(Records excerpted from a collection)

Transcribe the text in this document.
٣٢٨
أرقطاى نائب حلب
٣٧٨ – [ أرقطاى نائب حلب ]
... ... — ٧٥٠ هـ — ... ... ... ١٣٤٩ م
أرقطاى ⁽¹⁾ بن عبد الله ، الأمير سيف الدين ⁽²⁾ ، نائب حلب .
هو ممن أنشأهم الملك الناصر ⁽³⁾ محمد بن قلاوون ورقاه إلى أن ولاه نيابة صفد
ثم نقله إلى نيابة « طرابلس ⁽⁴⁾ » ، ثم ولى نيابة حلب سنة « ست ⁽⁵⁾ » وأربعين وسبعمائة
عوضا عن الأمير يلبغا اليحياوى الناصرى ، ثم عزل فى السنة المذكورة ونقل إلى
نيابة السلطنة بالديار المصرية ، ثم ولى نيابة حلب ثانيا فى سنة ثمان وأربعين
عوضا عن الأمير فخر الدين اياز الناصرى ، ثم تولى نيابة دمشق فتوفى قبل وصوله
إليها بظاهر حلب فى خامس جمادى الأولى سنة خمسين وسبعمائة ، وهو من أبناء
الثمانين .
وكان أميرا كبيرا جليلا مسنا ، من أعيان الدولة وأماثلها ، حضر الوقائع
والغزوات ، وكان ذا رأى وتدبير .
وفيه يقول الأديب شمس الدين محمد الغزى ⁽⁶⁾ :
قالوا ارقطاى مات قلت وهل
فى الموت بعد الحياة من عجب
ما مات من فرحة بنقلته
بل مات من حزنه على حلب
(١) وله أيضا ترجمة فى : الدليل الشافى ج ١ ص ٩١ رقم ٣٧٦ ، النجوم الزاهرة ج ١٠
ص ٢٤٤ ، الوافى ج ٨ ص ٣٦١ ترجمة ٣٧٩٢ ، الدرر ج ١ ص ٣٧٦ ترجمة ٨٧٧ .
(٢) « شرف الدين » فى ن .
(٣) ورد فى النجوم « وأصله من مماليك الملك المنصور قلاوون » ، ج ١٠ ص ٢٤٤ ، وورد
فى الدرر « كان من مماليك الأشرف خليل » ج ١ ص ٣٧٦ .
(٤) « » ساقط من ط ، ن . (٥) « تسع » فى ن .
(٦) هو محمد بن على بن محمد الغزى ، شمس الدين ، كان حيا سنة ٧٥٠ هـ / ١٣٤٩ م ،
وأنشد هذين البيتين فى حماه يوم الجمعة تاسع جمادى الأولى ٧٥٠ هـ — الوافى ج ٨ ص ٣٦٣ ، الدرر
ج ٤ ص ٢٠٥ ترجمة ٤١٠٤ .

— Written request —
List each line of the records that holds the string "وكان".

— Correct response —
وكان أميرا كبيرا جليلا مسنا ، من أعيان الدولة وأماثلها ، حضر الوقائع
والغزوات ، وكان ذا رأى وتدبير .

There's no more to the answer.